## GOAL OF THE EXERCISE
Please repeat all of the listing exactly.

--- begin STORED ROWS ---

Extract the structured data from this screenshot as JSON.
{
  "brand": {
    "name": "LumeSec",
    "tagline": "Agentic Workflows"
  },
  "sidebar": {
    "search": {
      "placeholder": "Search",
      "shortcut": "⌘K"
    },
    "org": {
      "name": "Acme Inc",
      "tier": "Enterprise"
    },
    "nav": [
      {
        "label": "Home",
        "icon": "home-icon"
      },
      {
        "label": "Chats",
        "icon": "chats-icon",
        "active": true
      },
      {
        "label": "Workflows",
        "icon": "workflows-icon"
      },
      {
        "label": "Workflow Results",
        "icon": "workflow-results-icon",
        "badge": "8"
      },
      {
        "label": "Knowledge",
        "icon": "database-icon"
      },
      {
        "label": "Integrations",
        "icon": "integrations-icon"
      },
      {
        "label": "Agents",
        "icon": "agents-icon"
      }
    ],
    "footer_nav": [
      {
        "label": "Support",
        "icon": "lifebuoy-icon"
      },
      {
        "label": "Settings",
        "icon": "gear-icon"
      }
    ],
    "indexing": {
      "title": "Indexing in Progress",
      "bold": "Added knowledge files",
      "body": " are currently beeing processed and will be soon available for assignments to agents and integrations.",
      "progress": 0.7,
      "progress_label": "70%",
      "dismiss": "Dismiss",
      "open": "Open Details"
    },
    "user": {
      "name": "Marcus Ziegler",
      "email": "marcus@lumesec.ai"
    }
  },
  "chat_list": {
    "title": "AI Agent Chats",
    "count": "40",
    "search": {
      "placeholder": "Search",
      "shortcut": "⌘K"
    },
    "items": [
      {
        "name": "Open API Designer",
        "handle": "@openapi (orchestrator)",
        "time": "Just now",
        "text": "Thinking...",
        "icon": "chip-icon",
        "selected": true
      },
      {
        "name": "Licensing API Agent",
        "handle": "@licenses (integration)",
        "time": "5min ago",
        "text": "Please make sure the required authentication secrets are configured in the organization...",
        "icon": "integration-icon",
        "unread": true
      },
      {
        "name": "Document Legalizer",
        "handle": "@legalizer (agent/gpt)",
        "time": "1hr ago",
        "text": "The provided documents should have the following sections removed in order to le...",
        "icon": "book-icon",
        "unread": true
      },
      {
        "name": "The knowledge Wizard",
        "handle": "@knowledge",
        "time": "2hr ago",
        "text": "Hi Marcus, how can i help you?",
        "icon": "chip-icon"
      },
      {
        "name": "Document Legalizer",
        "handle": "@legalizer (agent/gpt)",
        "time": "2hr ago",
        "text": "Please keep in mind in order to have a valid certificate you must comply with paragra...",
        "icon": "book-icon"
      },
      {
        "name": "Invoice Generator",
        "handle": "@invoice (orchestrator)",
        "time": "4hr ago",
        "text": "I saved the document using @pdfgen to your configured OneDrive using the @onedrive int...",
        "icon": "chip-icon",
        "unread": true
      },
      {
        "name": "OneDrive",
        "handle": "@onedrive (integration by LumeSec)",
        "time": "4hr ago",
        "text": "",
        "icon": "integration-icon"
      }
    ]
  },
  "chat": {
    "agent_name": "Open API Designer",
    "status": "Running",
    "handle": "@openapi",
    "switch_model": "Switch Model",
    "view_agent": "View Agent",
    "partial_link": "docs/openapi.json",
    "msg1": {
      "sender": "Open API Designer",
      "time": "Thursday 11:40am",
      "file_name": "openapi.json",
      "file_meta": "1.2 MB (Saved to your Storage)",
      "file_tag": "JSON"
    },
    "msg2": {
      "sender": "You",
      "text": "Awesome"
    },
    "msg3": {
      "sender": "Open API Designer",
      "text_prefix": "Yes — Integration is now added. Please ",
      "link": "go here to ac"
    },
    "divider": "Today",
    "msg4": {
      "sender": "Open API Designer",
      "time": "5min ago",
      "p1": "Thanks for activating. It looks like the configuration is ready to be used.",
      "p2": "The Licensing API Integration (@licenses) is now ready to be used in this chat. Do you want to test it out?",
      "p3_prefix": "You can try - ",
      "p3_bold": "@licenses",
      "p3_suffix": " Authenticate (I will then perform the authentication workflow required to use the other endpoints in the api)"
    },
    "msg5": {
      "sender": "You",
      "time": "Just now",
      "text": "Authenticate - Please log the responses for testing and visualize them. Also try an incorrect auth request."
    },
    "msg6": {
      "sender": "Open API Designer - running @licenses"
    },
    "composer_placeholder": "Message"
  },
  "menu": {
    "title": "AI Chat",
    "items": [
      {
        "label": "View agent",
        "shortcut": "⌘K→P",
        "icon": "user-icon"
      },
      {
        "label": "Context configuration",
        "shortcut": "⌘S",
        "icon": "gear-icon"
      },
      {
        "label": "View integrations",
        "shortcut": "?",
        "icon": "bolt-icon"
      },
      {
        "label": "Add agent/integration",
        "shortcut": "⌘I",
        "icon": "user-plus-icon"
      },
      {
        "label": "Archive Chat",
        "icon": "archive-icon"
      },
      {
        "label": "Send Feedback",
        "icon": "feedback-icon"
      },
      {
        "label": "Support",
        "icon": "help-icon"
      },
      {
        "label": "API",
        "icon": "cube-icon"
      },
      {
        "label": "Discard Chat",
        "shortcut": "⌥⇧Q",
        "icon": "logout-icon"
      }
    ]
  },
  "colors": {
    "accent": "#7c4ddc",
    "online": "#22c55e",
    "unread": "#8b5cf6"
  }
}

--- end STORED ROWS ---

## TASK SOLUTION
Extract the structured data from this screenshot as JSON.
{
  "brand": {
    "name": "LumeSec",
    "tagline": "Agentic Workflows"
  },
  "sidebar": {
    "search": {
      "placeholder": "Search",
      "shortcut": "⌘K"
    },
    "org": {
      "name": "Acme Inc",
      "tier": "Enterprise"
    },
    "nav": [
      {
        "label": "Home",
        "icon": "home-icon"
      },
      {
        "label": "Chats",
        "icon": "chats-icon",
        "active": true
      },
      {
        "label": "Workflows",
        "icon": "workflows-icon"
      },
      {
        "label": "Workflow Results",
        "icon": "workflow-results-icon",
        "badge": "8"
      },
      {
        "label": "Knowledge",
        "icon": "database-icon"
      },
      {
        "label": "Integrations",
        "icon": "integrations-icon"
      },
      {
        "label": "Agents",
        "icon": "agents-icon"
      }
    ],
    "footer_nav": [
      {
        "label": "Support",
        "icon": "lifebuoy-icon"
      },
      {
        "label": "Settings",
        "icon": "gear-icon"
      }
    ],
    "indexing": {
      "title": "Indexing in Progress",
      "bold": "Added knowledge files",
      "body": " are currently beeing processed and will be soon available for assignments to agents and integrations.",
      "progress": 0.7,
      "progress_label": "70%",
      "dismiss": "Dismiss",
      "open": "Open Details"
    },
    "user": {
      "name": "Marcus Ziegler",
      "email": "marcus@lumesec.ai"
    }
  },
  "chat_list": {
    "title": "AI Agent Chats",
    "count": "40",
    "search": {
      "placeholder": "Search",
      "shortcut": "⌘K"
    },
    "items": [
      {
        "name": "Open API Designer",
        "handle": "@openapi (orchestrator)",
        "time": "Just now",
        "text": "Thinking...",
        "icon": "chip-icon",
        "selected": true
      },
      {
        "name": "Licensing API Agent",
        "handle": "@licenses (integration)",
        "time": "5min ago",
        "text": "Please make sure the required authentication secrets are configured in the organization...",
        "icon": "integration-icon",
        "unread": true
      },
      {
        "name": "Document Legalizer",
        "handle": "@legalizer (agent/gpt)",
        "time": "1hr ago",
        "text": "The provided documents should have the following sections removed in order to le...",
        "icon": "book-icon",
        "unread": true
      },
      {
        "name": "The knowledge Wizard",
        "handle": "@knowledge",
        "time": "2hr ago",
        "text": "Hi Marcus, how can i help you?",
        "icon": "chip-icon"
      },
      {
        "name": "Document Legalizer",
        "handle": "@legalizer (agent/gpt)",
        "time": "2hr ago",
        "text": "Please keep in mind in order to have a valid certificate you must comply with paragra...",
        "icon": "book-icon"
      },
      {
        "name": "Invoice Generator",
        "handle": "@invoice (orchestrator)",
        "time": "4hr ago",
        "text": "I saved the document using @pdfgen to your configured OneDrive using the @onedrive int...",
        "icon": "chip-icon",
        "unread": true
      },
      {
        "name": "OneDrive",
        "handle": "@onedrive (integration by LumeSec)",
        "time": "4hr ago",
        "text": "",
        "icon": "integration-icon"
      }
    ]
  },
  "chat": {
    "agent_name": "Open API Designer",
    "status": "Running",
    "handle": "@openapi",
    "switch_model": "Switch Model",
    "view_agent": "View Agent",
    "partial_link": "docs/openapi.json",
    "msg1": {
      "sender": "Open API Designer",
      "time": "Thursday 11:40am",
      "file_name": "openapi.json",
      "file_meta": "1.2 MB (Saved to your Storage)",
      "file_tag": "JSON"
    },
    "msg2": {
      "sender": "You",
      "text": "Awesome"
    },
    "msg3": {
      "sender": "Open API Designer",
      "text_prefix": "Yes — Integration is now added. Please ",
      "link": "go here to ac"
    },
    "divider": "Today",
    "msg4": {
      "sender": "Open API Designer",
      "time": "5min ago",
      "p1": "Thanks for activating. It looks like the configuration is ready to be used.",
      "p2": "The Licensing API Integration (@licenses) is now ready to be used in this chat. Do you want to test it out?",
      "p3_prefix": "You can try - ",
      "p3_bold": "@licenses",
      "p3_suffix": " Authenticate (I will then perform the authentication workflow required to use the other endpoints in the api)"
    },
    "msg5": {
      "sender": "You",
      "time": "Just now",
      "text": "Authenticate - Please log the responses for testing and visualize them. Also try an incorrect auth request."
    },
    "msg6": {
      "sender": "Open API Designer - running @licenses"
    },
    "composer_placeholder": "Message"
  },
  "menu": {
    "title": "AI Chat",
    "items": [
      {
        "label": "View agent",
        "shortcut": "⌘K→P",
        "icon": "user-icon"
      },
      {
        "label": "Context configuration",
        "shortcut": "⌘S",
        "icon": "gear-icon"
      },
      {
        "label": "View integrations",
        "shortcut": "?",
        "icon": "bolt-icon"
      },
      {
        "label": "Add agent/integration",
        "shortcut": "⌘I",
        "icon": "user-plus-icon"
      },
      {
        "label": "Archive Chat",
        "icon": "archive-icon"
      },
      {
        "label": "Send Feedback",
        "icon": "feedback-icon"
      },
      {
        "label": "Support",
        "icon": "help-icon"
      },
      {
        "label": "API",
        "icon": "cube-icon"
      },
      {
        "label": "Discard Chat",
        "shortcut": "⌥⇧Q",
        "icon": "logout-icon"
      }
    ]
  },
  "colors": {
    "accent": "#7c4ddc",
    "online": "#22c55e",
    "unread": "#8b5cf6"
  }
}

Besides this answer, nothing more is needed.